Task details: Copy out all the records, word for word.

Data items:
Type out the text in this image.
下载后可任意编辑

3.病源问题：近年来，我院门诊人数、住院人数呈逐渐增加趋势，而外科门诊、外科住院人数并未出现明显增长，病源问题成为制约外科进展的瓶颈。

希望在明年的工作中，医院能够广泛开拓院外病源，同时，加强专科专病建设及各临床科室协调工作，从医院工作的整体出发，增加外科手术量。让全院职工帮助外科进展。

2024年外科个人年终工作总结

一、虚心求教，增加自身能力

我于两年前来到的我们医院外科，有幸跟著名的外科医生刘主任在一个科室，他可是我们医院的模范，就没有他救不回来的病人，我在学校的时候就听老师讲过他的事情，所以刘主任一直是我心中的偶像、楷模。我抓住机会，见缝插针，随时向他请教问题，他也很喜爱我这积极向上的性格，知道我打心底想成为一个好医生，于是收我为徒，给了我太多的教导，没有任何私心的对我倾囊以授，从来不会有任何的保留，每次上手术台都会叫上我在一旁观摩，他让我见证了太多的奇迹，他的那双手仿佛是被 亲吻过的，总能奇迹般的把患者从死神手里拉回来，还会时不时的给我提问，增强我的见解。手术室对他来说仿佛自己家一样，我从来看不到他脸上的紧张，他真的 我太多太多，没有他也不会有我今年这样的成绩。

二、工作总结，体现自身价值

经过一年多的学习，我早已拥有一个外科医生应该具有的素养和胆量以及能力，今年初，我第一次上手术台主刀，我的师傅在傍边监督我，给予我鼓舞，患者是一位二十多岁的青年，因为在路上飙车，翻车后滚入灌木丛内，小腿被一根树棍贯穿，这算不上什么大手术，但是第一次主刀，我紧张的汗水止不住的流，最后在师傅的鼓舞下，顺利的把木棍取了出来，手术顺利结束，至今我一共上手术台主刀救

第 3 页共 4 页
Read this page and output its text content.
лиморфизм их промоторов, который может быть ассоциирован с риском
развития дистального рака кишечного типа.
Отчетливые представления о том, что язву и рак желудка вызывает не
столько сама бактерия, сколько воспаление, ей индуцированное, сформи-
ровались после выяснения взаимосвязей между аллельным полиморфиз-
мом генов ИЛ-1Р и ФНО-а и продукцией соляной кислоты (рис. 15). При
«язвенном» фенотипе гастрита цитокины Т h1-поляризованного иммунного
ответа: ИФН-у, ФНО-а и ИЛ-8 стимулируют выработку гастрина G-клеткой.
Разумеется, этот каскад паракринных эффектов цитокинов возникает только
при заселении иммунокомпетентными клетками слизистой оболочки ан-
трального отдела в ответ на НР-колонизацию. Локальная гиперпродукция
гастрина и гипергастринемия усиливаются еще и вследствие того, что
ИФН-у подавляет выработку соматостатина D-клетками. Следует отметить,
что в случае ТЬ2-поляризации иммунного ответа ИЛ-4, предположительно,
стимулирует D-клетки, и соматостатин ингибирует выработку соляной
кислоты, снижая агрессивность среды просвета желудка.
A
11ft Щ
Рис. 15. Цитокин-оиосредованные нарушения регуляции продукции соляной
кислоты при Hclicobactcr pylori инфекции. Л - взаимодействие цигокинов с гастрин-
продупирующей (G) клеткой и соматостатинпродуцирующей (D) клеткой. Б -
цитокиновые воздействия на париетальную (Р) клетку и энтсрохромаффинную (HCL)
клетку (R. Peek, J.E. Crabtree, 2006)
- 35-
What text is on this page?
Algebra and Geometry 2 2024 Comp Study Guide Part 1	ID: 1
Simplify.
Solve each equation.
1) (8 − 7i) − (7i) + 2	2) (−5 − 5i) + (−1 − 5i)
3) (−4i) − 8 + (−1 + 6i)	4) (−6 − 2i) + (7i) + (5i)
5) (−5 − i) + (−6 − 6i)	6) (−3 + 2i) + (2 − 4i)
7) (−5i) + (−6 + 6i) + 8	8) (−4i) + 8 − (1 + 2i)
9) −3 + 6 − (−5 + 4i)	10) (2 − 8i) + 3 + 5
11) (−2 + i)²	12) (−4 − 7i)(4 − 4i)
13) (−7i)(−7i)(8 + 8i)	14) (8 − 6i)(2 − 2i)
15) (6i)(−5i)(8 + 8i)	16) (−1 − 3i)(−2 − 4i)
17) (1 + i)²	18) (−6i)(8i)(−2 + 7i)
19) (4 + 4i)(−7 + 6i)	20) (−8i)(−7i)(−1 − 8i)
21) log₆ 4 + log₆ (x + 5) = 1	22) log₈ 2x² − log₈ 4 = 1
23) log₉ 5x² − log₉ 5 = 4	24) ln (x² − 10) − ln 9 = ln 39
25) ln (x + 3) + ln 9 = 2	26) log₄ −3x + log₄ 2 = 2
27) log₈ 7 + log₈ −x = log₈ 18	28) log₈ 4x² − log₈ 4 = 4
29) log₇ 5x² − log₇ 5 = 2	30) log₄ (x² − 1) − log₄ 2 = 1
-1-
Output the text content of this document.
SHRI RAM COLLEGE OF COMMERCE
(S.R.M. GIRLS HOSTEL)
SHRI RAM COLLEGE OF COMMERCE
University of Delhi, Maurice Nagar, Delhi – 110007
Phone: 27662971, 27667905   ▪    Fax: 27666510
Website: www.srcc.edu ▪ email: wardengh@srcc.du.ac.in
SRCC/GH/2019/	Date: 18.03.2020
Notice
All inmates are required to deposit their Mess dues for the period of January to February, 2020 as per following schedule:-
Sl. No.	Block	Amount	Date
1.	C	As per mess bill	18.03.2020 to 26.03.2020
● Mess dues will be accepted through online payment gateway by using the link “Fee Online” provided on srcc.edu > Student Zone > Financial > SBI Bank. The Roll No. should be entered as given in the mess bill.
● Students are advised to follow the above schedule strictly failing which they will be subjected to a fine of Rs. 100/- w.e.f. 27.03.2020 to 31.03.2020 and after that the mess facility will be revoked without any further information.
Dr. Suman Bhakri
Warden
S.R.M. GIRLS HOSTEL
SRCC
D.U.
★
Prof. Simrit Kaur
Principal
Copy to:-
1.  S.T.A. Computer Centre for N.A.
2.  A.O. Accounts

The reply:
Type out the text in this image.
下载后可任意编辑

3.病源问题：近年来，我院门诊人数、住院人数呈逐渐增加趋势，而外科门诊、外科住院人数并未出现明显增长，病源问题成为制约外科进展的瓶颈。

希望在明年的工作中，医院能够广泛开拓院外病源，同时，加强专科专病建设及各临床科室协调工作，从医院工作的整体出发，增加外科手术量。让全院职工帮助外科进展。

2024年外科个人年终工作总结

一、虚心求教，增加自身能力

我于两年前来到的我们医院外科，有幸跟著名的外科医生刘主任在一个科室，他可是我们医院的模范，就没有他救不回来的病人，我在学校的时候就听老师讲过他的事情，所以刘主任一直是我心中的偶像、楷模。我抓住机会，见缝插针，随时向他请教问题，他也很喜爱我这积极向上的性格，知道我打心底想成为一个好医生，于是收我为徒，给了我太多的教导，没有任何私心的对我倾囊以授，从来不会有任何的保留，每次上手术台都会叫上我在一旁观摩，他让我见证了太多的奇迹，他的那双手仿佛是被 亲吻过的，总能奇迹般的把患者从死神手里拉回来，还会时不时的给我提问，增强我的见解。手术室对他来说仿佛自己家一样，我从来看不到他脸上的紧张，他真的 我太多太多，没有他也不会有我今年这样的成绩。

二、工作总结，体现自身价值

经过一年多的学习，我早已拥有一个外科医生应该具有的素养和胆量以及能力，今年初，我第一次上手术台主刀，我的师傅在傍边监督我，给予我鼓舞，患者是一位二十多岁的青年，因为在路上飙车，翻车后滚入灌木丛内，小腿被一根树棍贯穿，这算不上什么大手术，但是第一次主刀，我紧张的汗水止不住的流，最后在师傅的鼓舞下，顺利的把木棍取了出来，手术顺利结束，至今我一共上手术台主刀救

第 3 页共 4 页
Read this page and output its text content.
лиморфизм их промоторов, который может быть ассоциирован с риском
развития дистального рака кишечного типа.
Отчетливые представления о том, что язву и рак желудка вызывает не
столько сама бактерия, сколько воспаление, ей индуцированное, сформи-
ровались после выяснения взаимосвязей между аллельным полиморфиз-
мом генов ИЛ-1Р и ФНО-а и продукцией соляной кислоты (рис. 15). При
«язвенном» фенотипе гастрита цитокины Т h1-поляризованного иммунного
ответа: ИФН-у, ФНО-а и ИЛ-8 стимулируют выработку гастрина G-клеткой.
Разумеется, этот каскад паракринных эффектов цитокинов возникает только
при заселении иммунокомпетентными клетками слизистой оболочки ан-
трального отдела в ответ на НР-колонизацию. Локальная гиперпродукция
гастрина и гипергастринемия усиливаются еще и вследствие того, что
ИФН-у подавляет выработку соматостатина D-клетками. Следует отметить,
что в случае ТЬ2-поляризации иммунного ответа ИЛ-4, предположительно,
стимулирует D-клетки, и соматостатин ингибирует выработку соляной
кислоты, снижая агрессивность среды просвета желудка.
A
11ft Щ
Рис. 15. Цитокин-оиосредованные нарушения регуляции продукции соляной
кислоты при Hclicobactcr pylori инфекции. Л - взаимодействие цигокинов с гастрин-
продупирующей (G) клеткой и соматостатинпродуцирующей (D) клеткой. Б -
цитокиновые воздействия на париетальную (Р) клетку и энтсрохромаффинную (HCL)
клетку (R. Peek, J.E. Crabtree, 2006)
- 35-
What text is on this page?
Algebra and Geometry 2 2024 Comp Study Guide Part 1	ID: 1
Simplify.
Solve each equation.
1) (8 − 7i) − (7i) + 2	2) (−5 − 5i) + (−1 − 5i)
3) (−4i) − 8 + (−1 + 6i)	4) (−6 − 2i) + (7i) + (5i)
5) (−5 − i) + (−6 − 6i)	6) (−3 + 2i) + (2 − 4i)
7) (−5i) + (−6 + 6i) + 8	8) (−4i) + 8 − (1 + 2i)
9) −3 + 6 − (−5 + 4i)	10) (2 − 8i) + 3 + 5
11) (−2 + i)²	12) (−4 − 7i)(4 − 4i)
13) (−7i)(−7i)(8 + 8i)	14) (8 − 6i)(2 − 2i)
15) (6i)(−5i)(8 + 8i)	16) (−1 − 3i)(−2 − 4i)
17) (1 + i)²	18) (−6i)(8i)(−2 + 7i)
19) (4 + 4i)(−7 + 6i)	20) (−8i)(−7i)(−1 − 8i)
21) log₆ 4 + log₆ (x + 5) = 1	22) log₈ 2x² − log₈ 4 = 1
23) log₉ 5x² − log₉ 5 = 4	24) ln (x² − 10) − ln 9 = ln 39
25) ln (x + 3) + ln 9 = 2	26) log₄ −3x + log₄ 2 = 2
27) log₈ 7 + log₈ −x = log₈ 18	28) log₈ 4x² − log₈ 4 = 4
29) log₇ 5x² − log₇ 5 = 2	30) log₄ (x² − 1) − log₄ 2 = 1
-1-
Output the text content of this document.
SHRI RAM COLLEGE OF COMMERCE
(S.R.M. GIRLS HOSTEL)
SHRI RAM COLLEGE OF COMMERCE
University of Delhi, Maurice Nagar, Delhi – 110007
Phone: 27662971, 27667905   ▪    Fax: 27666510
Website: www.srcc.edu ▪ email: wardengh@srcc.du.ac.in
SRCC/GH/2019/	Date: 18.03.2020
Notice
All inmates are required to deposit their Mess dues for the period of January to February, 2020 as per following schedule:-
Sl. No.	Block	Amount	Date
1.	C	As per mess bill	18.03.2020 to 26.03.2020
● Mess dues will be accepted through online payment gateway by using the link “Fee Online” provided on srcc.edu > Student Zone > Financial > SBI Bank. The Roll No. should be entered as given in the mess bill.
● Students are advised to follow the above schedule strictly failing which they will be subjected to a fine of Rs. 100/- w.e.f. 27.03.2020 to 31.03.2020 and after that the mess facility will be revoked without any further information.
Dr. Suman Bhakri
Warden
S.R.M. GIRLS HOSTEL
SRCC
D.U.
★
Prof. Simrit Kaur
Principal
Copy to:-
1.  S.T.A. Computer Centre for N.A.
2.  A.O. Accounts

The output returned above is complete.